**Direction**
Omit any picture, and return the remaining data exactly as written.

**Source records**
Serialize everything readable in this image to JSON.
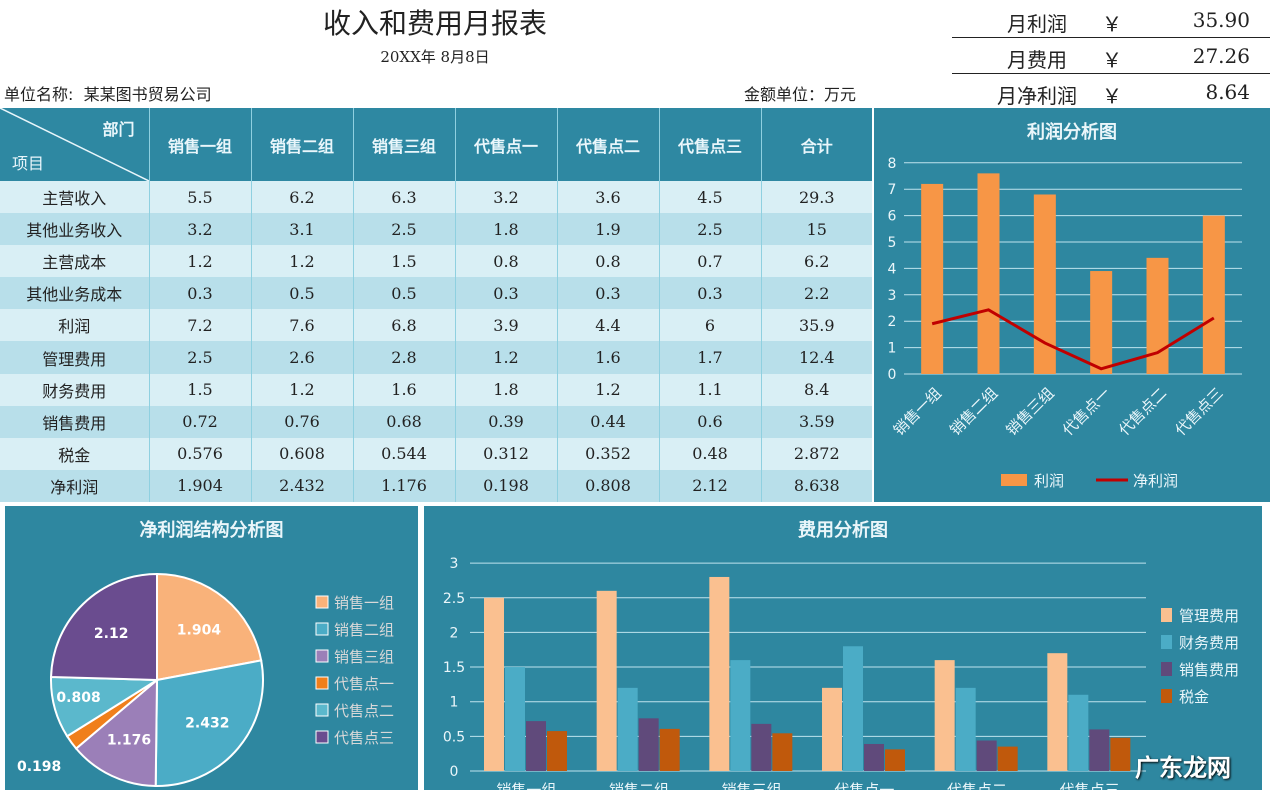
{
  "header": {
    "title": "收入和费用月报表",
    "date": "20XX年 8月8日",
    "unit_label": "单位名称:",
    "unit_name": "某某图书贸易公司",
    "money_unit": "金额单位：万元"
  },
  "summary": [
    {
      "label": "月利润",
      "currency": "￥",
      "value": "35.90"
    },
    {
      "label": "月费用",
      "currency": "￥",
      "value": "27.26"
    },
    {
      "label": "月净利润",
      "currency": "￥",
      "value": "8.64"
    }
  ],
  "table": {
    "corner_top": "部门",
    "corner_bottom": "项目",
    "columns": [
      "销售一组",
      "销售二组",
      "销售三组",
      "代售点一",
      "代售点二",
      "代售点三",
      "合计"
    ],
    "rows": [
      {
        "label": "主营收入",
        "values": [
          "5.5",
          "6.2",
          "6.3",
          "3.2",
          "3.6",
          "4.5",
          "29.3"
        ]
      },
      {
        "label": "其他业务收入",
        "values": [
          "3.2",
          "3.1",
          "2.5",
          "1.8",
          "1.9",
          "2.5",
          "15"
        ]
      },
      {
        "label": "主营成本",
        "values": [
          "1.2",
          "1.2",
          "1.5",
          "0.8",
          "0.8",
          "0.7",
          "6.2"
        ]
      },
      {
        "label": "其他业务成本",
        "values": [
          "0.3",
          "0.5",
          "0.5",
          "0.3",
          "0.3",
          "0.3",
          "2.2"
        ]
      },
      {
        "label": "利润",
        "values": [
          "7.2",
          "7.6",
          "6.8",
          "3.9",
          "4.4",
          "6",
          "35.9"
        ]
      },
      {
        "label": "管理费用",
        "values": [
          "2.5",
          "2.6",
          "2.8",
          "1.2",
          "1.6",
          "1.7",
          "12.4"
        ]
      },
      {
        "label": "财务费用",
        "values": [
          "1.5",
          "1.2",
          "1.6",
          "1.8",
          "1.2",
          "1.1",
          "8.4"
        ]
      },
      {
        "label": "销售费用",
        "values": [
          "0.72",
          "0.76",
          "0.68",
          "0.39",
          "0.44",
          "0.6",
          "3.59"
        ]
      },
      {
        "label": "税金",
        "values": [
          "0.576",
          "0.608",
          "0.544",
          "0.312",
          "0.352",
          "0.48",
          "2.872"
        ]
      },
      {
        "label": "净利润",
        "values": [
          "1.904",
          "2.432",
          "1.176",
          "0.198",
          "0.808",
          "2.12",
          "8.638"
        ]
      }
    ]
  },
  "chart_data": [
    {
      "type": "bar+line",
      "title": "利润分析图",
      "categories": [
        "销售一组",
        "销售二组",
        "销售三组",
        "代售点一",
        "代售点二",
        "代售点三"
      ],
      "series": [
        {
          "name": "利润",
          "type": "bar",
          "color": "#f79646",
          "values": [
            7.2,
            7.6,
            6.8,
            3.9,
            4.4,
            6
          ]
        },
        {
          "name": "净利润",
          "type": "line",
          "color": "#c00000",
          "values": [
            1.904,
            2.432,
            1.176,
            0.198,
            0.808,
            2.12
          ]
        }
      ],
      "ylim": [
        0,
        8
      ],
      "yticks": [
        0,
        1,
        2,
        3,
        4,
        5,
        6,
        7,
        8
      ],
      "grid": true,
      "legend": "bottom"
    },
    {
      "type": "pie",
      "title": "净利润结构分析图",
      "categories": [
        "销售一组",
        "销售二组",
        "销售三组",
        "代售点一",
        "代售点二",
        "代售点三"
      ],
      "values": [
        1.904,
        2.432,
        1.176,
        0.198,
        0.808,
        2.12
      ],
      "labels": [
        "1.904",
        "2.432",
        "1.176",
        "0.198",
        "0.808",
        "2.12"
      ],
      "colors": [
        "#f9b27a",
        "#4bacc6",
        "#9b7fb8",
        "#f07f1b",
        "#5bb8cc",
        "#6a4c8f"
      ],
      "legend": "right"
    },
    {
      "type": "bar",
      "title": "费用分析图",
      "categories": [
        "销售一组",
        "销售二组",
        "销售三组",
        "代售点一",
        "代售点二",
        "代售点三"
      ],
      "series": [
        {
          "name": "管理费用",
          "color": "#fac090",
          "values": [
            2.5,
            2.6,
            2.8,
            1.2,
            1.6,
            1.7
          ]
        },
        {
          "name": "财务费用",
          "color": "#4bacc6",
          "values": [
            1.5,
            1.2,
            1.6,
            1.8,
            1.2,
            1.1
          ]
        },
        {
          "name": "销售费用",
          "color": "#604a7b",
          "values": [
            0.72,
            0.76,
            0.68,
            0.39,
            0.44,
            0.6
          ]
        },
        {
          "name": "税金",
          "color": "#c0590c",
          "values": [
            0.576,
            0.608,
            0.544,
            0.312,
            0.352,
            0.48
          ]
        }
      ],
      "ylim": [
        0,
        3
      ],
      "yticks": [
        "0",
        "0.5",
        "1",
        "1.5",
        "2",
        "2.5",
        "3"
      ],
      "grid": true,
      "legend": "right"
    }
  ],
  "watermark": "广东龙网"
}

**Completed exercise**
Serialize everything readable in this image to JSON.
{
  "header": {
    "title": "收入和费用月报表",
    "date": "20XX年 8月8日",
    "unit_label": "单位名称:",
    "unit_name": "某某图书贸易公司",
    "money_unit": "金额单位：万元"
  },
  "summary": [
    {
      "label": "月利润",
      "currency": "￥",
      "value": "35.90"
    },
    {
      "label": "月费用",
      "currency": "￥",
      "value": "27.26"
    },
    {
      "label": "月净利润",
      "currency": "￥",
      "value": "8.64"
    }
  ],
  "table": {
    "corner_top": "部门",
    "corner_bottom": "项目",
    "columns": [
      "销售一组",
      "销售二组",
      "销售三组",
      "代售点一",
      "代售点二",
      "代售点三",
      "合计"
    ],
    "rows": [
      {
        "label": "主营收入",
        "values": [
          "5.5",
          "6.2",
          "6.3",
          "3.2",
          "3.6",
          "4.5",
          "29.3"
        ]
      },
      {
        "label": "其他业务收入",
        "values": [
          "3.2",
          "3.1",
          "2.5",
          "1.8",
          "1.9",
          "2.5",
          "15"
        ]
      },
      {
        "label": "主营成本",
        "values": [
          "1.2",
          "1.2",
          "1.5",
          "0.8",
          "0.8",
          "0.7",
          "6.2"
        ]
      },
      {
        "label": "其他业务成本",
        "values": [
          "0.3",
          "0.5",
          "0.5",
          "0.3",
          "0.3",
          "0.3",
          "2.2"
        ]
      },
      {
        "label": "利润",
        "values": [
          "7.2",
          "7.6",
          "6.8",
          "3.9",
          "4.4",
          "6",
          "35.9"
        ]
      },
      {
        "label": "管理费用",
        "values": [
          "2.5",
          "2.6",
          "2.8",
          "1.2",
          "1.6",
          "1.7",
          "12.4"
        ]
      },
      {
        "label": "财务费用",
        "values": [
          "1.5",
          "1.2",
          "1.6",
          "1.8",
          "1.2",
          "1.1",
          "8.4"
        ]
      },
      {
        "label": "销售费用",
        "values": [
          "0.72",
          "0.76",
          "0.68",
          "0.39",
          "0.44",
          "0.6",
          "3.59"
        ]
      },
      {
        "label": "税金",
        "values": [
          "0.576",
          "0.608",
          "0.544",
          "0.312",
          "0.352",
          "0.48",
          "2.872"
        ]
      },
      {
        "label": "净利润",
        "values": [
          "1.904",
          "2.432",
          "1.176",
          "0.198",
          "0.808",
          "2.12",
          "8.638"
        ]
      }
    ]
  },
  "chart_data": [
    {
      "type": "bar+line",
      "title": "利润分析图",
      "categories": [
        "销售一组",
        "销售二组",
        "销售三组",
        "代售点一",
        "代售点二",
        "代售点三"
      ],
      "series": [
        {
          "name": "利润",
          "type": "bar",
          "color": "#f79646",
          "values": [
            7.2,
            7.6,
            6.8,
            3.9,
            4.4,
            6
          ]
        },
        {
          "name": "净利润",
          "type": "line",
          "color": "#c00000",
          "values": [
            1.904,
            2.432,
            1.176,
            0.198,
            0.808,
            2.12
          ]
        }
      ],
      "ylim": [
        0,
        8
      ],
      "yticks": [
        0,
        1,
        2,
        3,
        4,
        5,
        6,
        7,
        8
      ],
      "grid": true,
      "legend": "bottom"
    },
    {
      "type": "pie",
      "title": "净利润结构分析图",
      "categories": [
        "销售一组",
        "销售二组",
        "销售三组",
        "代售点一",
        "代售点二",
        "代售点三"
      ],
      "values": [
        1.904,
        2.432,
        1.176,
        0.198,
        0.808,
        2.12
      ],
      "labels": [
        "1.904",
        "2.432",
        "1.176",
        "0.198",
        "0.808",
        "2.12"
      ],
      "colors": [
        "#f9b27a",
        "#4bacc6",
        "#9b7fb8",
        "#f07f1b",
        "#5bb8cc",
        "#6a4c8f"
      ],
      "legend": "right"
    },
    {
      "type": "bar",
      "title": "费用分析图",
      "categories": [
        "销售一组",
        "销售二组",
        "销售三组",
        "代售点一",
        "代售点二",
        "代售点三"
      ],
      "series": [
        {
          "name": "管理费用",
          "color": "#fac090",
          "values": [
            2.5,
            2.6,
            2.8,
            1.2,
            1.6,
            1.7
          ]
        },
        {
          "name": "财务费用",
          "color": "#4bacc6",
          "values": [
            1.5,
            1.2,
            1.6,
            1.8,
            1.2,
            1.1
          ]
        },
        {
          "name": "销售费用",
          "color": "#604a7b",
          "values": [
            0.72,
            0.76,
            0.68,
            0.39,
            0.44,
            0.6
          ]
        },
        {
          "name": "税金",
          "color": "#c0590c",
          "values": [
            0.576,
            0.608,
            0.544,
            0.312,
            0.352,
            0.48
          ]
        }
      ],
      "ylim": [
        0,
        3
      ],
      "yticks": [
        "0",
        "0.5",
        "1",
        "1.5",
        "2",
        "2.5",
        "3"
      ],
      "grid": true,
      "legend": "right"
    }
  ],
  "watermark": "广东龙网"
}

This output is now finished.